%%

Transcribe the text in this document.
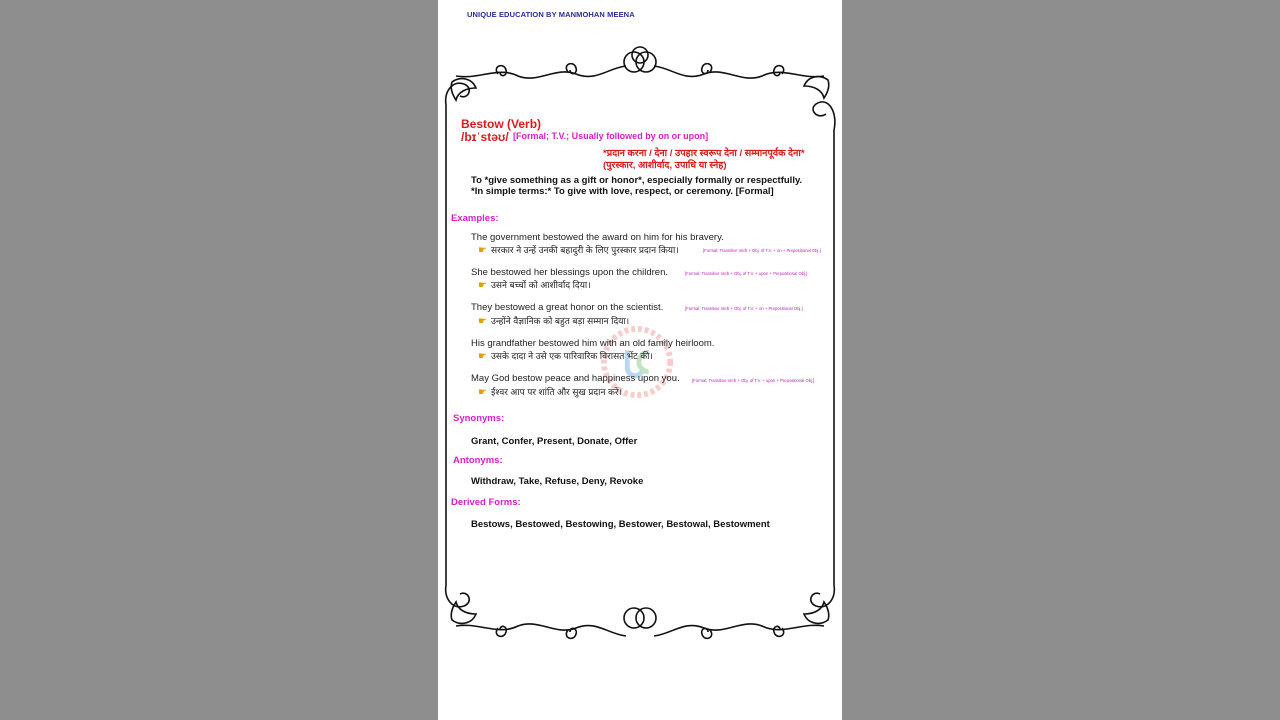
UNIQUE EDUCATION BY MANMOHAN MEENA
Bestow (Verb)
/bɪˈstəʊ/ [Formal; T.V.; Usually followed by on or upon]
*प्रदान करना / देना / उपहार स्वरूप देना / सम्मानपूर्वक देना* (पुरस्कार, आशीर्वाद, उपाधि या स्नेह)
To *give something as a gift or honor*, especially formally or respectfully.
*In simple terms:* To give with love, respect, or ceremony. [Formal]
Examples:
The government bestowed the award on him for his bravery.
☛ सरकार ने उन्हें उनकी बहादुरी के लिए पुरस्कार प्रदान किया।	[Formal; Transitive Verb + Obj. of T.V. + on + Prepositional Obj.]
She bestowed her blessings upon the children.
☛ उसने बच्चों को आशीर्वाद दिया।
[Formal; Transitive Verb + Obj. of T.V. + upon + Prepositional Obj.]
They bestowed a great honor on the scientist.
☛ उन्होंने वैज्ञानिक को बहुत बड़ा सम्मान दिया।
[Formal; Transitive Verb + Obj. of T.V. + on + Prepositional Obj.]
His grandfather bestowed him with an old family heirloom.
☛ उसके दादा ने उसे एक पारिवारिक विरासत भेंट की।
May God bestow peace and happiness upon you.
☛ ईश्वर आप पर शांति और सुख प्रदान करें।
[Formal; Transitive Verb + Obj. of T.V. + upon + Prepositional Obj.]
Synonyms:
Grant, Confer, Present, Donate, Offer
Antonyms:
Withdraw, Take, Refuse, Deny, Revoke
Derived Forms:
Bestows, Bestowed, Bestowing, Bestower, Bestowal, Bestowment
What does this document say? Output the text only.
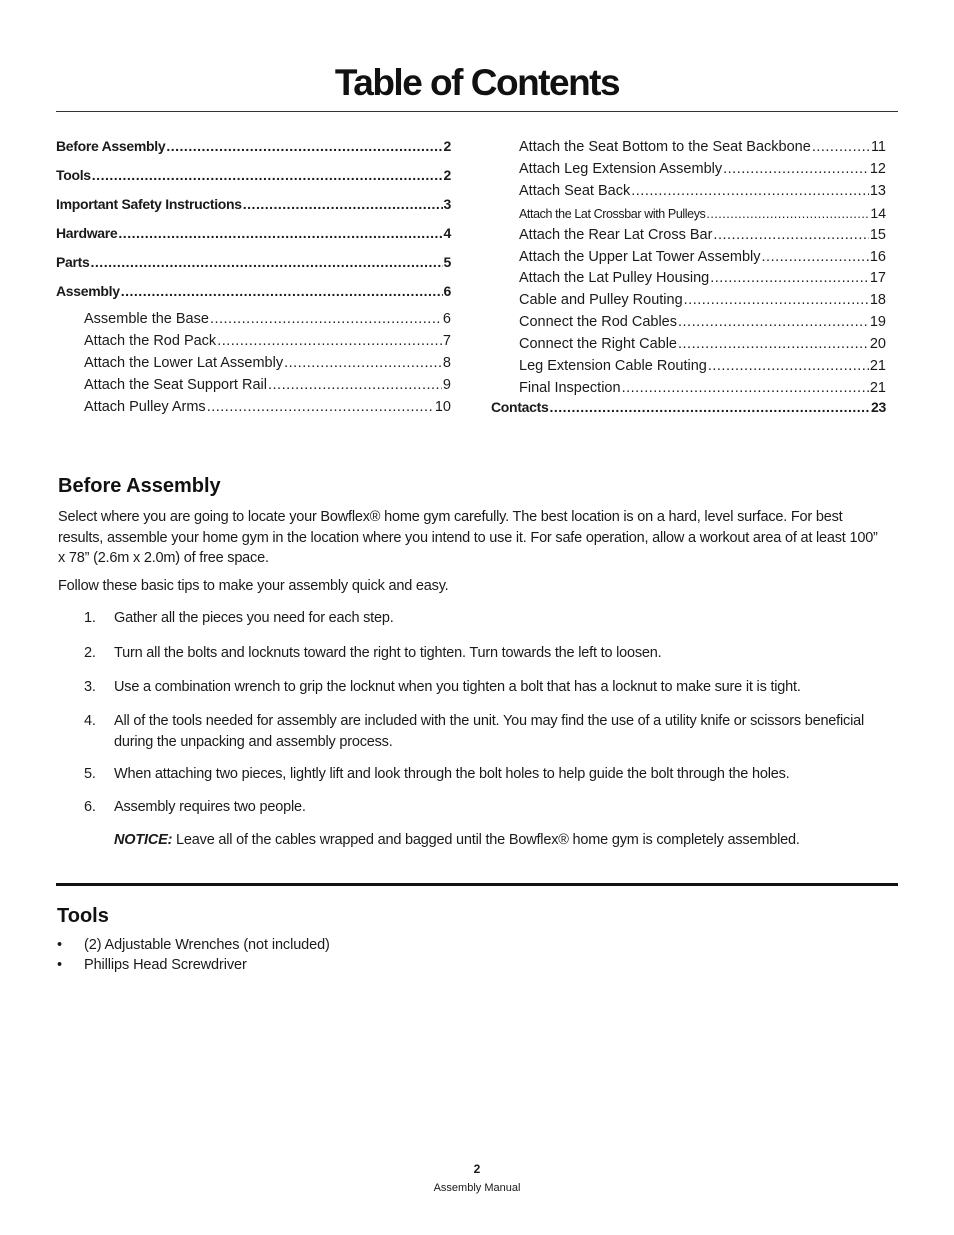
Table of Contents
Before Assembly .....	2
Tools .....	2
Important Safety Instructions .....	3
Hardware .....	4
Parts .....	5
Assembly .....	6
Assemble the Base .....	6
Attach the Rod Pack .....	7
Attach the Lower Lat Assembly .....	8
Attach the Seat Support Rail .....	9
Attach Pulley Arms .....	10
Attach the Seat Bottom to the Seat Backbone .....	11
Attach Leg Extension Assembly .....	12
Attach Seat Back .....	13
Attach the Lat Crossbar with Pulleys .....	14
Attach the Rear Lat Cross Bar .....	15
Attach the Upper Lat Tower Assembly .....	16
Attach the Lat Pulley Housing .....	17
Cable and Pulley Routing .....	18
Connect the Rod Cables .....	19
Connect the Right Cable .....	20
Leg Extension Cable Routing .....	21
Final Inspection .....	21
Contacts .....	23
Before Assembly
Select where you are going to locate your Bowflex® home gym carefully. The best location is on a hard, level surface. For best results, assemble your home gym in the location where you intend to use it. For safe operation, allow a workout area of at least 100” x 78” (2.6m x 2.0m) of free space.
Follow these basic tips to make your assembly quick and easy.
1. Gather all the pieces you need for each step.
2. Turn all the bolts and locknuts toward the right to tighten. Turn towards the left to loosen.
3. Use a combination wrench to grip the locknut when you tighten a bolt that has a locknut to make sure it is tight.
4. All of the tools needed for assembly are included with the unit. You may find the use of a utility knife or scissors beneficial during the unpacking and assembly process.
5. When attaching two pieces, lightly lift and look through the bolt holes to help guide the bolt through the holes.
6. Assembly requires two people.
NOTICE: Leave all of the cables wrapped and bagged until the Bowflex® home gym is completely assembled.
Tools
• (2) Adjustable Wrenches (not included)
• Phillips Head Screwdriver
2
Assembly Manual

%%

• [Exercise brief] Copy out all of the data word for word. Do not carry over any picture.

• [Worked solution]
Transcribe the text in this document.
UNIQUE EDUCATION BY MANMOHAN MEENA
Bestow (Verb)
/bɪˈstəʊ/ [Formal; T.V.; Usually followed by on or upon]
*प्रदान करना / देना / उपहार स्वरूप देना / सम्मानपूर्वक देना* (पुरस्कार, आशीर्वाद, उपाधि या स्नेह)
To *give something as a gift or honor*, especially formally or respectfully.
*In simple terms:* To give with love, respect, or ceremony. [Formal]
Examples:
The government bestowed the award on him for his bravery.
☛ सरकार ने उन्हें उनकी बहादुरी के लिए पुरस्कार प्रदान किया।	[Formal; Transitive Verb + Obj. of T.V. + on + Prepositional Obj.]
She bestowed her blessings upon the children.
☛ उसने बच्चों को आशीर्वाद दिया।
[Formal; Transitive Verb + Obj. of T.V. + upon + Prepositional Obj.]
They bestowed a great honor on the scientist.
☛ उन्होंने वैज्ञानिक को बहुत बड़ा सम्मान दिया।
[Formal; Transitive Verb + Obj. of T.V. + on + Prepositional Obj.]
His grandfather bestowed him with an old family heirloom.
☛ उसके दादा ने उसे एक पारिवारिक विरासत भेंट की।
May God bestow peace and happiness upon you.
☛ ईश्वर आप पर शांति और सुख प्रदान करें।
[Formal; Transitive Verb + Obj. of T.V. + upon + Prepositional Obj.]
Synonyms:
Grant, Confer, Present, Donate, Offer
Antonyms:
Withdraw, Take, Refuse, Deny, Revoke
Derived Forms:
Bestows, Bestowed, Bestowing, Bestower, Bestowal, Bestowment
What does this document say? Output the text only.
Table of Contents
Before Assembly .....	2
Tools .....	2
Important Safety Instructions .....	3
Hardware .....	4
Parts .....	5
Assembly .....	6
Assemble the Base .....	6
Attach the Rod Pack .....	7
Attach the Lower Lat Assembly .....	8
Attach the Seat Support Rail .....	9
Attach Pulley Arms .....	10
Attach the Seat Bottom to the Seat Backbone .....	11
Attach Leg Extension Assembly .....	12
Attach Seat Back .....	13
Attach the Lat Crossbar with Pulleys .....	14
Attach the Rear Lat Cross Bar .....	15
Attach the Upper Lat Tower Assembly .....	16
Attach the Lat Pulley Housing .....	17
Cable and Pulley Routing .....	18
Connect the Rod Cables .....	19
Connect the Right Cable .....	20
Leg Extension Cable Routing .....	21
Final Inspection .....	21
Contacts .....	23
Before Assembly
Select where you are going to locate your Bowflex® home gym carefully. The best location is on a hard, level surface. For best results, assemble your home gym in the location where you intend to use it. For safe operation, allow a workout area of at least 100” x 78” (2.6m x 2.0m) of free space.
Follow these basic tips to make your assembly quick and easy.
1. Gather all the pieces you need for each step.
2. Turn all the bolts and locknuts toward the right to tighten. Turn towards the left to loosen.
3. Use a combination wrench to grip the locknut when you tighten a bolt that has a locknut to make sure it is tight.
4. All of the tools needed for assembly are included with the unit. You may find the use of a utility knife or scissors beneficial during the unpacking and assembly process.
5. When attaching two pieces, lightly lift and look through the bolt holes to help guide the bolt through the holes.
6. Assembly requires two people.
NOTICE: Leave all of the cables wrapped and bagged until the Bowflex® home gym is completely assembled.
Tools
• (2) Adjustable Wrenches (not included)
• Phillips Head Screwdriver
2
Assembly Manual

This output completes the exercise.